Reproduce all of the listing below without alteration.

Records from a data source
┄┄┄┄┄┄┄┄┄┄┄┄┄┄┄┄┄┄┄┄

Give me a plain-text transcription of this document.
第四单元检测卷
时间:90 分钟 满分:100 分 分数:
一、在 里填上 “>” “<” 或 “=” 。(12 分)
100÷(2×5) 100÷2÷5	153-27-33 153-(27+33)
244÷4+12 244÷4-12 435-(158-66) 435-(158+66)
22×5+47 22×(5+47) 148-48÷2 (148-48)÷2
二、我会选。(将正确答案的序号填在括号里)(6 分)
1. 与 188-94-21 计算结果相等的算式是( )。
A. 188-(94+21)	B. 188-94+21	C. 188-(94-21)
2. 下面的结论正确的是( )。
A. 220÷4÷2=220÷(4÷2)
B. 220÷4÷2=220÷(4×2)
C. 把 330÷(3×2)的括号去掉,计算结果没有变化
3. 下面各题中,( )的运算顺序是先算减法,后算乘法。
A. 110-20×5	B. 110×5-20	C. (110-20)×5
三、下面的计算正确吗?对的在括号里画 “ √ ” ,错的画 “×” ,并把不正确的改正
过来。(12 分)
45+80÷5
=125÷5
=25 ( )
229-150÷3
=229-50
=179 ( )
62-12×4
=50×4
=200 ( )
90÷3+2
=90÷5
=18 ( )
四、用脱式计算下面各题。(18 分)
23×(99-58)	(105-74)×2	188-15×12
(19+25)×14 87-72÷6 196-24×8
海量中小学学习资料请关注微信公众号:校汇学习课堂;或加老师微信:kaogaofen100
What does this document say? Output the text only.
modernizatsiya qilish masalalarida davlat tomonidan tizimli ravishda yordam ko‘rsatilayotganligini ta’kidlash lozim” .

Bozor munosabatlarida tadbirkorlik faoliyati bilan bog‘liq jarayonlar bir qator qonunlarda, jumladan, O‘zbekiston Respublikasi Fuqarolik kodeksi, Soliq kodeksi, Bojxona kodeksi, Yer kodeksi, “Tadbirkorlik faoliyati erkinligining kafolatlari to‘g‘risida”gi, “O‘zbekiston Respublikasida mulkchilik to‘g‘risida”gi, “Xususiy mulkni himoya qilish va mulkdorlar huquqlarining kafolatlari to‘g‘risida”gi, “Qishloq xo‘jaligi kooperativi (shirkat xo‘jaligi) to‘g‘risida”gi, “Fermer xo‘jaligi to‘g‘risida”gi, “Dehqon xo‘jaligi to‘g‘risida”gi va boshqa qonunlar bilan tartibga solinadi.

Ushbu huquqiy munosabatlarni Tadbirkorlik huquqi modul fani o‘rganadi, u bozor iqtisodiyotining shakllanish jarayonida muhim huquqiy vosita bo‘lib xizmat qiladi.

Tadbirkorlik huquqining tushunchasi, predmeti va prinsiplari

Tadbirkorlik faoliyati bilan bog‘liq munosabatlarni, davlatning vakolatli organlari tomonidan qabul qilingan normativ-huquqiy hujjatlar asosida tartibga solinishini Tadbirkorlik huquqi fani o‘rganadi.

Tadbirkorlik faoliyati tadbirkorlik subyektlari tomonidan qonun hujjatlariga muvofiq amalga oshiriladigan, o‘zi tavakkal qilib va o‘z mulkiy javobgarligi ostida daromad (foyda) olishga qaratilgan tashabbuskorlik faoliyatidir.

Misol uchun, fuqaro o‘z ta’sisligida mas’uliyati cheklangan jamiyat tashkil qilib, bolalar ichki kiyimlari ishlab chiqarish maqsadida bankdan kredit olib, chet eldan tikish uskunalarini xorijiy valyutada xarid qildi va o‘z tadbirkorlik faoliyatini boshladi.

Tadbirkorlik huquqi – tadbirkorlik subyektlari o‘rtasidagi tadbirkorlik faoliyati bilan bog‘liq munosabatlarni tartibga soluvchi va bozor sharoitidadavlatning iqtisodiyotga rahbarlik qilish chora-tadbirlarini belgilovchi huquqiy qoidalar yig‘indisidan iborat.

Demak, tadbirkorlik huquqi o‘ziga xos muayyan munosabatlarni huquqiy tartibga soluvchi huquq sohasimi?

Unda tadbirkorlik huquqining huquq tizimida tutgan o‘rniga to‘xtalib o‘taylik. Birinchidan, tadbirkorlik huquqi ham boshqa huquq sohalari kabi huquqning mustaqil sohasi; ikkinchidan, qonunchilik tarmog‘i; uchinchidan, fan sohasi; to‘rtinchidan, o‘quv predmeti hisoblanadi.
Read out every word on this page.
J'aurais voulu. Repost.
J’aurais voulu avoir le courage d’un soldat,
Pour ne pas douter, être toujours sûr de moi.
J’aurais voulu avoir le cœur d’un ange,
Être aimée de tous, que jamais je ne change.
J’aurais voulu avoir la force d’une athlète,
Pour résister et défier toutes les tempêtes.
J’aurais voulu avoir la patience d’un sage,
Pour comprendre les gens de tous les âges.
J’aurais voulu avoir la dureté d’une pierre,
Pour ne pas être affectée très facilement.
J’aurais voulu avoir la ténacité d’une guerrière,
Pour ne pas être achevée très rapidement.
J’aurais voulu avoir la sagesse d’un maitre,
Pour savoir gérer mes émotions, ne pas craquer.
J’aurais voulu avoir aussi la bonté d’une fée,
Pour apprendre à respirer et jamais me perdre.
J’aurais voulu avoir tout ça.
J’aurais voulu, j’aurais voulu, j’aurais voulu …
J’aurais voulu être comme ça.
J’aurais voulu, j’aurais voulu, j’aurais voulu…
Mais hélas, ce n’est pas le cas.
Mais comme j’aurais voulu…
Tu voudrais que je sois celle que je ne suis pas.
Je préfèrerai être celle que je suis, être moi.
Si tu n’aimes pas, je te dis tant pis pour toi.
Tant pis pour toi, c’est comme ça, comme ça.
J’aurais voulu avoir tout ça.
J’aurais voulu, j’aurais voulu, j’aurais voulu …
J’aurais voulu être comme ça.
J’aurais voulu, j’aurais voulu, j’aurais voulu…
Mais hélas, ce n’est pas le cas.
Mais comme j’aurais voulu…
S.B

┄┄┄┄┄┄┄┄┄┄┄┄┄┄┄┄┄┄┄┄

Answer>
Give me a plain-text transcription of this document.
第四单元检测卷
时间:90 分钟 满分:100 分 分数:
一、在 里填上 “>” “<” 或 “=” 。(12 分)
100÷(2×5) 100÷2÷5	153-27-33 153-(27+33)
244÷4+12 244÷4-12 435-(158-66) 435-(158+66)
22×5+47 22×(5+47) 148-48÷2 (148-48)÷2
二、我会选。(将正确答案的序号填在括号里)(6 分)
1. 与 188-94-21 计算结果相等的算式是( )。
A. 188-(94+21)	B. 188-94+21	C. 188-(94-21)
2. 下面的结论正确的是( )。
A. 220÷4÷2=220÷(4÷2)
B. 220÷4÷2=220÷(4×2)
C. 把 330÷(3×2)的括号去掉,计算结果没有变化
3. 下面各题中,( )的运算顺序是先算减法,后算乘法。
A. 110-20×5	B. 110×5-20	C. (110-20)×5
三、下面的计算正确吗?对的在括号里画 “ √ ” ,错的画 “×” ,并把不正确的改正
过来。(12 分)
45+80÷5
=125÷5
=25 ( )
229-150÷3
=229-50
=179 ( )
62-12×4
=50×4
=200 ( )
90÷3+2
=90÷5
=18 ( )
四、用脱式计算下面各题。(18 分)
23×(99-58)	(105-74)×2	188-15×12
(19+25)×14 87-72÷6 196-24×8
海量中小学学习资料请关注微信公众号:校汇学习课堂;或加老师微信:kaogaofen100
What does this document say? Output the text only.
modernizatsiya qilish masalalarida davlat tomonidan tizimli ravishda yordam ko‘rsatilayotganligini ta’kidlash lozim” .

Bozor munosabatlarida tadbirkorlik faoliyati bilan bog‘liq jarayonlar bir qator qonunlarda, jumladan, O‘zbekiston Respublikasi Fuqarolik kodeksi, Soliq kodeksi, Bojxona kodeksi, Yer kodeksi, “Tadbirkorlik faoliyati erkinligining kafolatlari to‘g‘risida”gi, “O‘zbekiston Respublikasida mulkchilik to‘g‘risida”gi, “Xususiy mulkni himoya qilish va mulkdorlar huquqlarining kafolatlari to‘g‘risida”gi, “Qishloq xo‘jaligi kooperativi (shirkat xo‘jaligi) to‘g‘risida”gi, “Fermer xo‘jaligi to‘g‘risida”gi, “Dehqon xo‘jaligi to‘g‘risida”gi va boshqa qonunlar bilan tartibga solinadi.

Ushbu huquqiy munosabatlarni Tadbirkorlik huquqi modul fani o‘rganadi, u bozor iqtisodiyotining shakllanish jarayonida muhim huquqiy vosita bo‘lib xizmat qiladi.

Tadbirkorlik huquqining tushunchasi, predmeti va prinsiplari

Tadbirkorlik faoliyati bilan bog‘liq munosabatlarni, davlatning vakolatli organlari tomonidan qabul qilingan normativ-huquqiy hujjatlar asosida tartibga solinishini Tadbirkorlik huquqi fani o‘rganadi.

Tadbirkorlik faoliyati tadbirkorlik subyektlari tomonidan qonun hujjatlariga muvofiq amalga oshiriladigan, o‘zi tavakkal qilib va o‘z mulkiy javobgarligi ostida daromad (foyda) olishga qaratilgan tashabbuskorlik faoliyatidir.

Misol uchun, fuqaro o‘z ta’sisligida mas’uliyati cheklangan jamiyat tashkil qilib, bolalar ichki kiyimlari ishlab chiqarish maqsadida bankdan kredit olib, chet eldan tikish uskunalarini xorijiy valyutada xarid qildi va o‘z tadbirkorlik faoliyatini boshladi.

Tadbirkorlik huquqi – tadbirkorlik subyektlari o‘rtasidagi tadbirkorlik faoliyati bilan bog‘liq munosabatlarni tartibga soluvchi va bozor sharoitidadavlatning iqtisodiyotga rahbarlik qilish chora-tadbirlarini belgilovchi huquqiy qoidalar yig‘indisidan iborat.

Demak, tadbirkorlik huquqi o‘ziga xos muayyan munosabatlarni huquqiy tartibga soluvchi huquq sohasimi?

Unda tadbirkorlik huquqining huquq tizimida tutgan o‘rniga to‘xtalib o‘taylik. Birinchidan, tadbirkorlik huquqi ham boshqa huquq sohalari kabi huquqning mustaqil sohasi; ikkinchidan, qonunchilik tarmog‘i; uchinchidan, fan sohasi; to‘rtinchidan, o‘quv predmeti hisoblanadi.
Read out every word on this page.
J'aurais voulu. Repost.
J’aurais voulu avoir le courage d’un soldat,
Pour ne pas douter, être toujours sûr de moi.
J’aurais voulu avoir le cœur d’un ange,
Être aimée de tous, que jamais je ne change.
J’aurais voulu avoir la force d’une athlète,
Pour résister et défier toutes les tempêtes.
J’aurais voulu avoir la patience d’un sage,
Pour comprendre les gens de tous les âges.
J’aurais voulu avoir la dureté d’une pierre,
Pour ne pas être affectée très facilement.
J’aurais voulu avoir la ténacité d’une guerrière,
Pour ne pas être achevée très rapidement.
J’aurais voulu avoir la sagesse d’un maitre,
Pour savoir gérer mes émotions, ne pas craquer.
J’aurais voulu avoir aussi la bonté d’une fée,
Pour apprendre à respirer et jamais me perdre.
J’aurais voulu avoir tout ça.
J’aurais voulu, j’aurais voulu, j’aurais voulu …
J’aurais voulu être comme ça.
J’aurais voulu, j’aurais voulu, j’aurais voulu…
Mais hélas, ce n’est pas le cas.
Mais comme j’aurais voulu…
Tu voudrais que je sois celle que je ne suis pas.
Je préfèrerai être celle que je suis, être moi.
Si tu n’aimes pas, je te dis tant pis pour toi.
Tant pis pour toi, c’est comme ça, comme ça.
J’aurais voulu avoir tout ça.
J’aurais voulu, j’aurais voulu, j’aurais voulu …
J’aurais voulu être comme ça.
J’aurais voulu, j’aurais voulu, j’aurais voulu…
Mais hélas, ce n’est pas le cas.
Mais comme j’aurais voulu…
S.B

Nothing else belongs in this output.